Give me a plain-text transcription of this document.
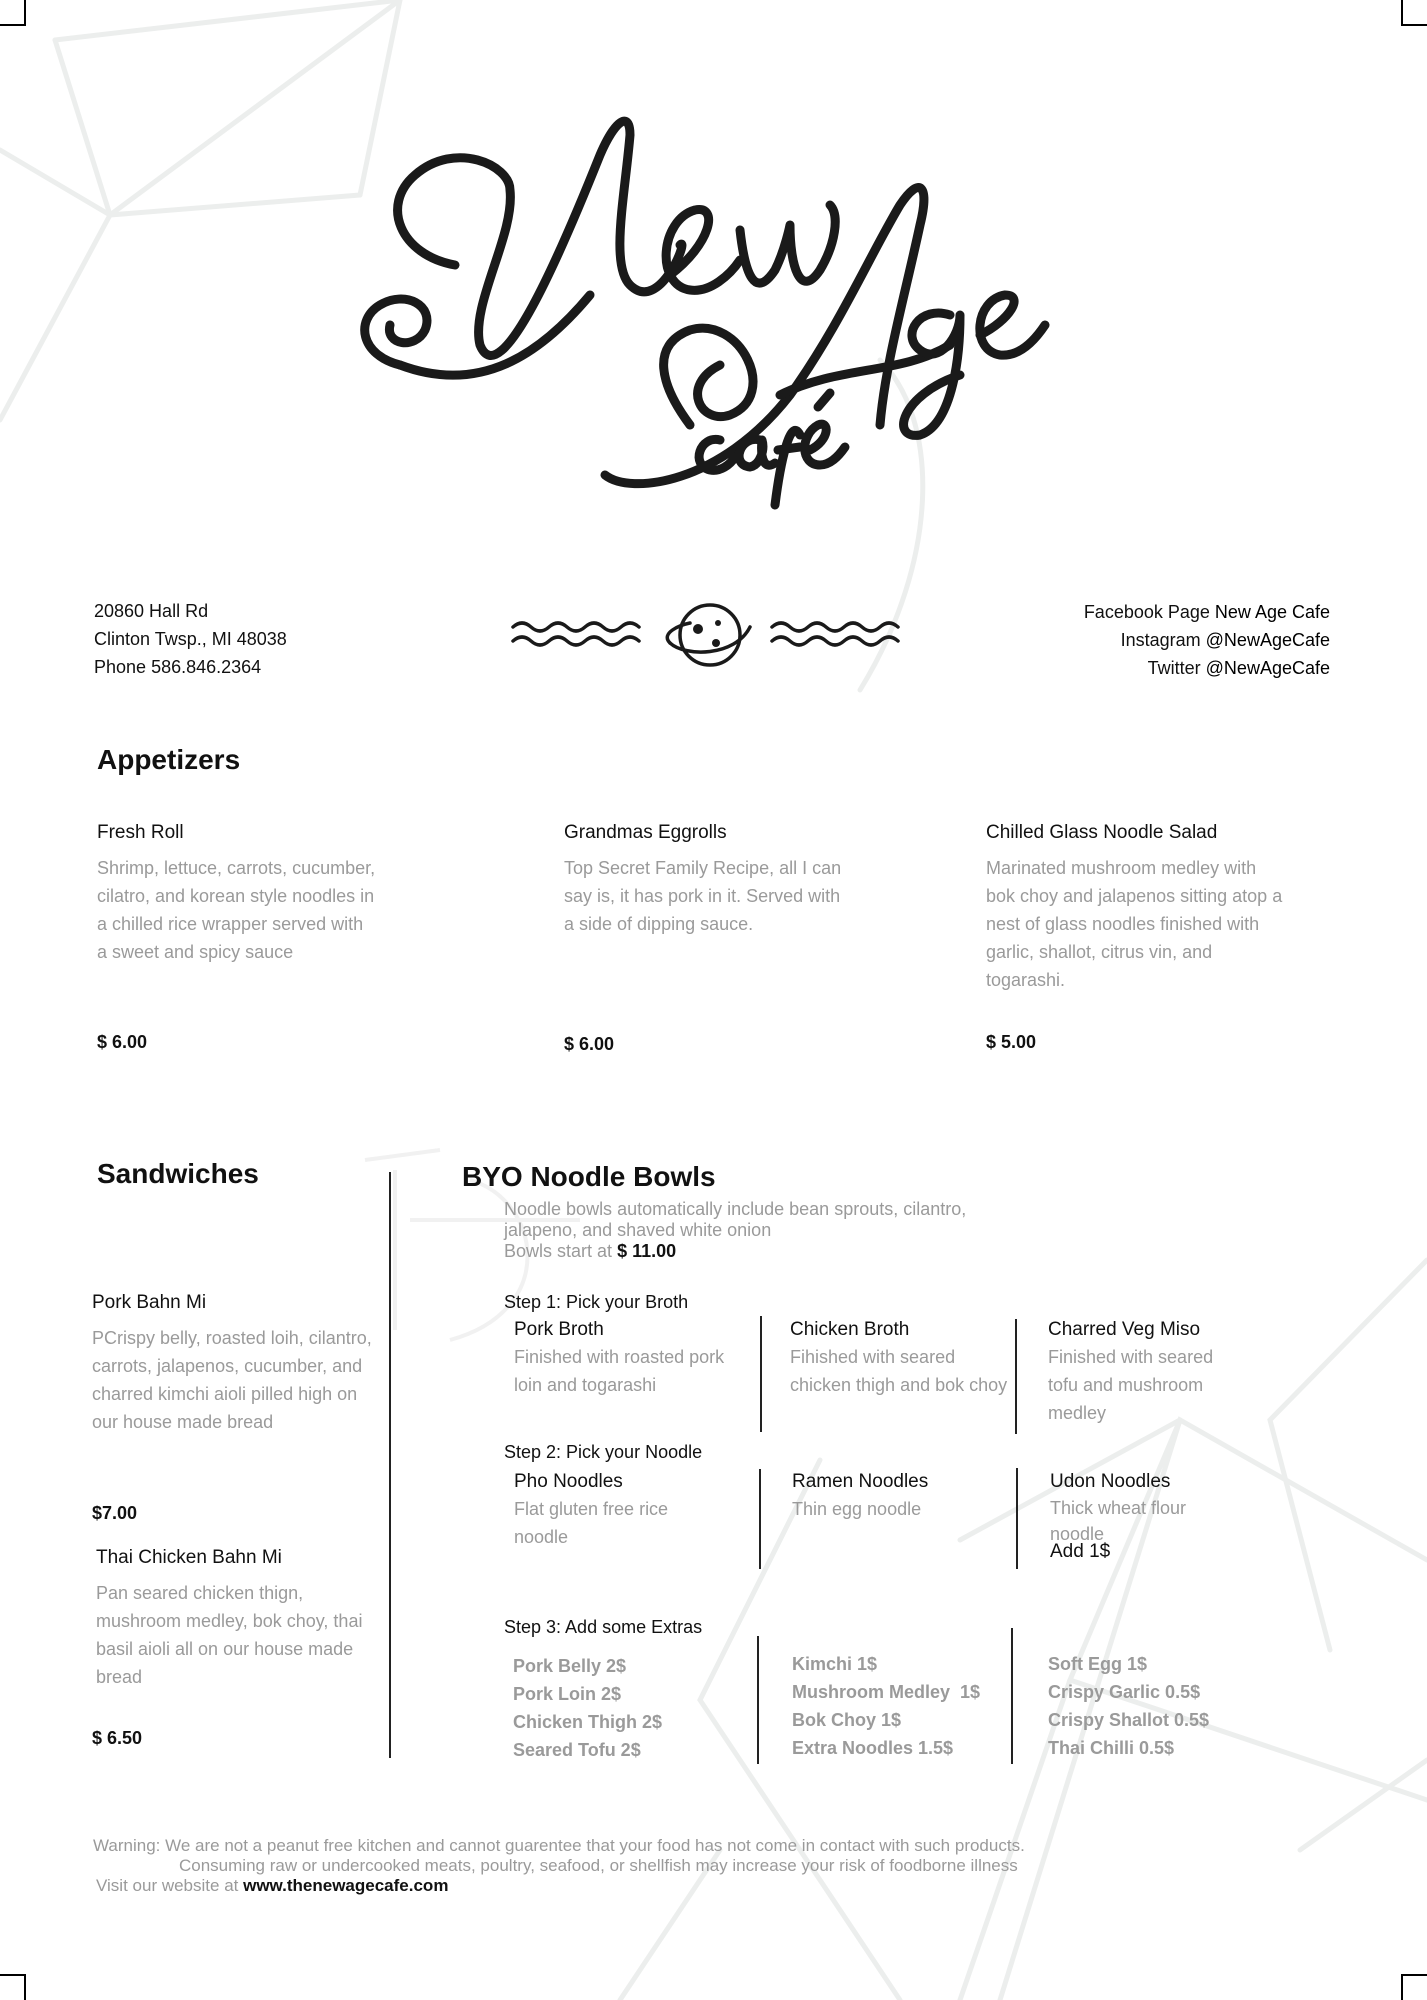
20860 Hall Rd
Clinton Twsp., MI 48038
Phone 586.846.2364
Facebook Page New Age Cafe
Instagram @NewAgeCafe
Twitter @NewAgeCafe
Appetizers
Fresh Roll
Shrimp, lettuce, carrots, cucumber, cilatro, and korean style noodles in a chilled rice wrapper served with a sweet and spicy sauce
$ 6.00
Grandmas Eggrolls
Top Secret Family Recipe, all I can say is, it has pork in it. Served with a side of dipping sauce.
$ 6.00
Chilled Glass Noodle Salad
Marinated mushroom medley with bok choy and jalapenos sitting atop a nest of glass noodles finished with garlic, shallot, citrus vin, and togarashi.
$ 5.00
Sandwiches
Pork Bahn Mi
PCrispy belly, roasted loih, cilantro, carrots, jalapenos, cucumber, and charred kimchi aioli pilled high on our house made bread
$7.00
Thai Chicken Bahn Mi
Pan seared chicken thign, mushroom medley, bok choy, thai basil aioli all on our house made bread
$ 6.50
BYO Noodle Bowls
Noodle bowls automatically include bean sprouts, cilantro, jalapeno, and shaved white onion
Bowls start at $ 11.00
Step 1: Pick your Broth
Pork Broth
Finished with roasted pork loin and togarashi
Chicken Broth
Fihished with seared chicken thigh and bok choy
Charred Veg Miso
Finished with seared tofu and mushroom medley
Step 2: Pick your Noodle
Pho Noodles
Flat gluten free rice noodle
Ramen Noodles
Thin egg noodle
Udon Noodles
Thick wheat flour noodle
Add 1$
Step 3: Add some Extras
Pork Belly 2$
Pork Loin 2$
Chicken Thigh 2$
Seared Tofu 2$
Kimchi 1$
Mushroom Medley  1$
Bok Choy 1$
Extra Noodles 1.5$
Soft Egg 1$
Crispy Garlic 0.5$
Crispy Shallot 0.5$
Thai Chilli 0.5$
Warning: We are not a peanut free kitchen and cannot guarentee that your food has not come in contact with such products.
Consuming raw or undercooked meats, poultry, seafood, or shellfish may increase your risk of foodborne illness
Visit our website at www.thenewagecafe.com
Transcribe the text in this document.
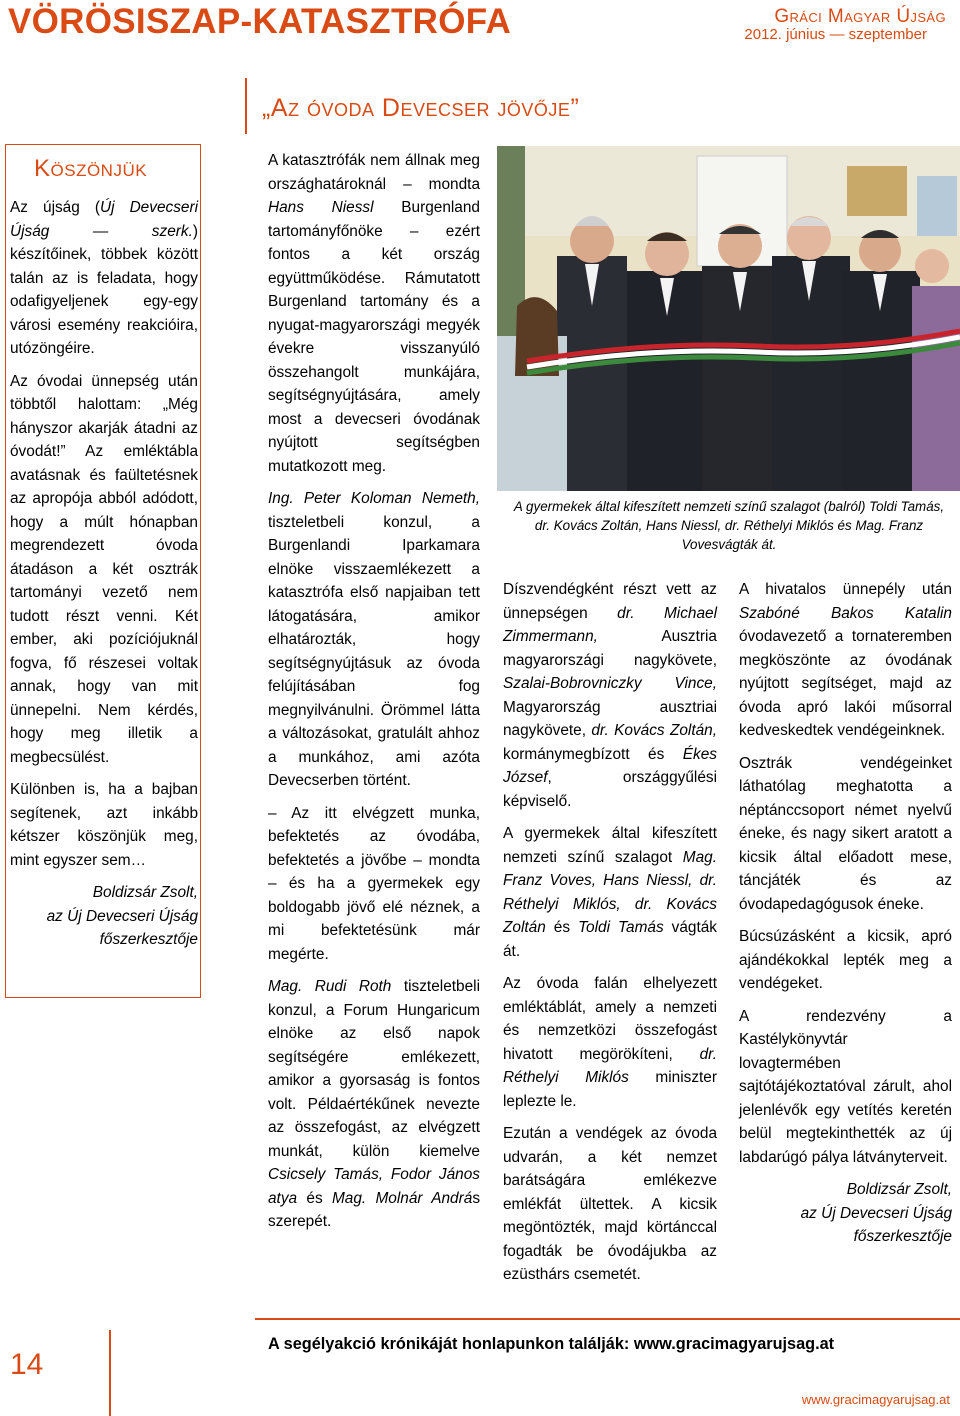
VÖRÖSISZAP-KATASZTRÓFA	Gráci Magyar Újság
2012. június — szeptember
„Az óvoda Devecser jövője”
Köszönjük

Az újság (Új Devecseri Újság — szerk.) készítőinek, többek között talán az is feladata, hogy odafigyeljenek egy-egy városi esemény reakcióira, utózöngéire.

Az óvodai ünnepség után többtől halottam: „Még hányszor akarják átadni az óvodát!” Az emléktábla avatásnak és faültetésnek az apropója abból adódott, hogy a múlt hónapban megrendezett óvoda átadáson a két osztrák tartományi vezető nem tudott részt venni. Két ember, aki pozíciójuknál fogva, fő részesei voltak annak, hogy van mit ünnepelni. Nem kérdés, hogy meg illetik a megbecsülést.

Különben is, ha a bajban segítenek, azt inkább kétszer köszönjük meg, mint egyszer sem…

Boldizsár Zsolt,
az Új Devecseri Újság
főszerkesztője

A katasztrófák nem állnak meg országhatároknál – mondta Hans Niessl Burgenland tartományfőnöke – ezért fontos a két ország együttműködése. Rámutatott Burgenland tartomány és a nyugat-magyarországi megyék évekre visszanyúló összehangolt munkájára, segítségnyújtására, amely most a devecseri óvodának nyújtott segítségben mutatkozott meg.

Ing. Peter Koloman Nemeth, tiszteletbeli konzul, a Burgenlandi Iparkamara elnöke visszaemlékezett a katasztrófa első napjaiban tett látogatására, amikor elhatározták, hogy segítségnyújtásuk az óvoda felújításában fog megnyilvánulni. Örömmel látta a változásokat, gratulált ahhoz a munkához, ami azóta Devecserben történt.

– Az itt elvégzett munka, befektetés az óvodába, befektetés a jövőbe – mondta – és ha a gyermekek egy boldogabb jövő elé néznek, a mi befektetésünk már megérte.

Mag. Rudi Roth tiszteletbeli konzul, a Forum Hungaricum elnöke az első napok segítségére emlékezett, amikor a gyorsaság is fontos volt. Példaértékűnek nevezte az összefogást, az elvégzett munkát, külön kiemelve Csicsely Tamás, Fodor János atya és Mag. Molnár András szerepét.

A gyermekek által kifeszített nemzeti színű szalagot (balról) Toldi Tamás, dr. Kovács Zoltán, Hans Niessl, dr. Réthelyi Miklós és Mag. Franz Vovesvágták át.

Díszvendégként részt vett az ünnepségen dr. Michael Zimmermann, Ausztria magyarországi nagykövete, Szalai-Bobrovniczky Vince, Magyarország ausztriai nagykövete, dr. Kovács Zoltán, kormánymegbízott és Ékes József, országgyűlési képviselő.

A gyermekek által kifeszített nemzeti színű szalagot Mag. Franz Voves, Hans Niessl, dr. Réthelyi Miklós, dr. Kovács Zoltán és Toldi Tamás vágták át.

Az óvoda falán elhelyezett emléktáblát, amely a nemzeti és nemzetközi összefogást hivatott megörökíteni, dr. Réthelyi Miklós miniszter leplezte le.

Ezután a vendégek az óvoda udvarán, a két nemzet barátságára emlékezve emlékfát ültettek. A kicsik megöntözték, majd körtánccal fogadták be óvodájukba az ezüsthárs csemetét.

A hivatalos ünnepély után Szabóné Bakos Katalin óvodavezető a tornateremben megköszönte az óvodának nyújtott segítséget, majd az óvoda apró lakói műsorral kedveskedtek vendégeinknek.

Osztrák vendégeinket láthatólag meghatotta a néptánccsoport német nyelvű éneke, és nagy sikert aratott a kicsik által előadott mese, táncjáték és az óvodapedagógusok éneke.

Búcsúzásként a kicsik, apró ajándékokkal lepték meg a vendégeket.

A rendezvény a Kastélykönyvtár lovagtermében sajtótájékoztatóval zárult, ahol jelenlévők egy vetítés keretén belül megtekinthették az új labdarúgó pálya látványterveit.

Boldizsár Zsolt,
az Új Devecseri Újság
főszerkesztője
14
A segélyakció krónikáját honlapunkon találják: www.gracimagyarujsag.at
www.gracimagyarujsag.at
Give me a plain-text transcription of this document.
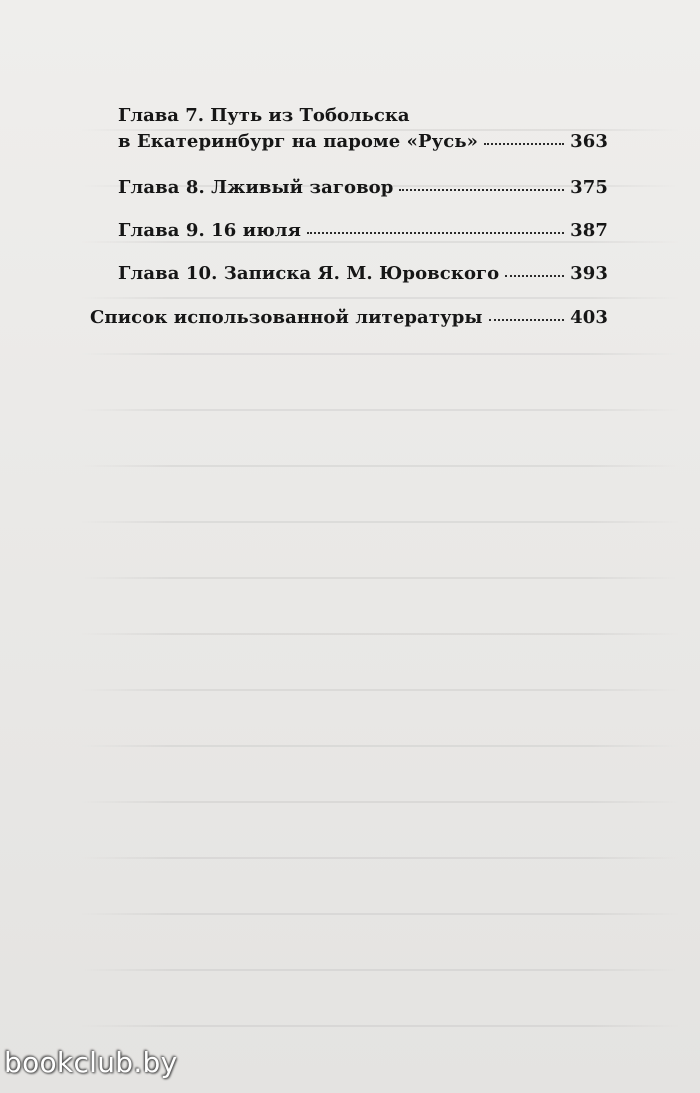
Глава 7. Путь из Тобольска
в Екатеринбург на пароме «Русь»	363
Глава 8. Лживый заговор	375
Глава 9. 16 июля	387
Глава 10. Записка Я. М. Юровского	393
Список использованной литературы	403
bookclub.by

• Given request
Repeat each entry exactly as given; no pictures belong in the copy.

• The reply
Give me a plain-text transcription of this document.
20860 Hall Rd
Clinton Twsp., MI 48038
Phone 586.846.2364
Facebook Page New Age Cafe
Instagram @NewAgeCafe
Twitter @NewAgeCafe
Appetizers
Fresh Roll
Shrimp, lettuce, carrots, cucumber, cilatro, and korean style noodles in a chilled rice wrapper served with a sweet and spicy sauce
$ 6.00
Grandmas Eggrolls
Top Secret Family Recipe, all I can say is, it has pork in it. Served with a side of dipping sauce.
$ 6.00
Chilled Glass Noodle Salad
Marinated mushroom medley with bok choy and jalapenos sitting atop a nest of glass noodles finished with garlic, shallot, citrus vin, and togarashi.
$ 5.00
Sandwiches
Pork Bahn Mi
PCrispy belly, roasted loih, cilantro, carrots, jalapenos, cucumber, and charred kimchi aioli pilled high on our house made bread
$7.00
Thai Chicken Bahn Mi
Pan seared chicken thign, mushroom medley, bok choy, thai basil aioli all on our house made bread
$ 6.50
BYO Noodle Bowls
Noodle bowls automatically include bean sprouts, cilantro, jalapeno, and shaved white onion
Bowls start at $ 11.00
Step 1: Pick your Broth
Pork Broth
Finished with roasted pork loin and togarashi
Chicken Broth
Fihished with seared chicken thigh and bok choy
Charred Veg Miso
Finished with seared tofu and mushroom medley
Step 2: Pick your Noodle
Pho Noodles
Flat gluten free rice noodle
Ramen Noodles
Thin egg noodle
Udon Noodles
Thick wheat flour noodle
Add 1$
Step 3: Add some Extras
Pork Belly 2$
Pork Loin 2$
Chicken Thigh 2$
Seared Tofu 2$
Kimchi 1$
Mushroom Medley  1$
Bok Choy 1$
Extra Noodles 1.5$
Soft Egg 1$
Crispy Garlic 0.5$
Crispy Shallot 0.5$
Thai Chilli 0.5$
Warning: We are not a peanut free kitchen and cannot guarentee that your food has not come in contact with such products.
Consuming raw or undercooked meats, poultry, seafood, or shellfish may increase your risk of foodborne illness
Visit our website at www.thenewagecafe.com
Transcribe the text in this document.
VÖRÖSISZAP-KATASZTRÓFA	Gráci Magyar Újság
2012. június — szeptember
„Az óvoda Devecser jövője”
Köszönjük

Az újság (Új Devecseri Újság — szerk.) készítőinek, többek között talán az is feladata, hogy odafigyeljenek egy-egy városi esemény reakcióira, utózöngéire.

Az óvodai ünnepség után többtől halottam: „Még hányszor akarják átadni az óvodát!” Az emléktábla avatásnak és faültetésnek az apropója abból adódott, hogy a múlt hónapban megrendezett óvoda átadáson a két osztrák tartományi vezető nem tudott részt venni. Két ember, aki pozíciójuknál fogva, fő részesei voltak annak, hogy van mit ünnepelni. Nem kérdés, hogy meg illetik a megbecsülést.

Különben is, ha a bajban segítenek, azt inkább kétszer köszönjük meg, mint egyszer sem…

Boldizsár Zsolt,
az Új Devecseri Újság
főszerkesztője

A katasztrófák nem állnak meg országhatároknál – mondta Hans Niessl Burgenland tartományfőnöke – ezért fontos a két ország együttműködése. Rámutatott Burgenland tartomány és a nyugat-magyarországi megyék évekre visszanyúló összehangolt munkájára, segítségnyújtására, amely most a devecseri óvodának nyújtott segítségben mutatkozott meg.

Ing. Peter Koloman Nemeth, tiszteletbeli konzul, a Burgenlandi Iparkamara elnöke visszaemlékezett a katasztrófa első napjaiban tett látogatására, amikor elhatározták, hogy segítségnyújtásuk az óvoda felújításában fog megnyilvánulni. Örömmel látta a változásokat, gratulált ahhoz a munkához, ami azóta Devecserben történt.

– Az itt elvégzett munka, befektetés az óvodába, befektetés a jövőbe – mondta – és ha a gyermekek egy boldogabb jövő elé néznek, a mi befektetésünk már megérte.

Mag. Rudi Roth tiszteletbeli konzul, a Forum Hungaricum elnöke az első napok segítségére emlékezett, amikor a gyorsaság is fontos volt. Példaértékűnek nevezte az összefogást, az elvégzett munkát, külön kiemelve Csicsely Tamás, Fodor János atya és Mag. Molnár András szerepét.

A gyermekek által kifeszített nemzeti színű szalagot (balról) Toldi Tamás, dr. Kovács Zoltán, Hans Niessl, dr. Réthelyi Miklós és Mag. Franz Vovesvágták át.

Díszvendégként részt vett az ünnepségen dr. Michael Zimmermann, Ausztria magyarországi nagykövete, Szalai-Bobrovniczky Vince, Magyarország ausztriai nagykövete, dr. Kovács Zoltán, kormánymegbízott és Ékes József, országgyűlési képviselő.

A gyermekek által kifeszített nemzeti színű szalagot Mag. Franz Voves, Hans Niessl, dr. Réthelyi Miklós, dr. Kovács Zoltán és Toldi Tamás vágták át.

Az óvoda falán elhelyezett emléktáblát, amely a nemzeti és nemzetközi összefogást hivatott megörökíteni, dr. Réthelyi Miklós miniszter leplezte le.

Ezután a vendégek az óvoda udvarán, a két nemzet barátságára emlékezve emlékfát ültettek. A kicsik megöntözték, majd körtánccal fogadták be óvodájukba az ezüsthárs csemetét.

A hivatalos ünnepély után Szabóné Bakos Katalin óvodavezető a tornateremben megköszönte az óvodának nyújtott segítséget, majd az óvoda apró lakói műsorral kedveskedtek vendégeinknek.

Osztrák vendégeinket láthatólag meghatotta a néptánccsoport német nyelvű éneke, és nagy sikert aratott a kicsik által előadott mese, táncjáték és az óvodapedagógusok éneke.

Búcsúzásként a kicsik, apró ajándékokkal lepték meg a vendégeket.

A rendezvény a Kastélykönyvtár lovagtermében sajtótájékoztatóval zárult, ahol jelenlévők egy vetítés keretén belül megtekinthették az új labdarúgó pálya látványterveit.

Boldizsár Zsolt,
az Új Devecseri Újság
főszerkesztője
14
A segélyakció krónikáját honlapunkon találják: www.gracimagyarujsag.at
www.gracimagyarujsag.at
Give me a plain-text transcription of this document.
Глава 7. Путь из Тобольска
в Екатеринбург на пароме «Русь»	363
Глава 8. Лживый заговор	375
Глава 9. 16 июля	387
Глава 10. Записка Я. М. Юровского	393
Список использованной литературы	403
bookclub.by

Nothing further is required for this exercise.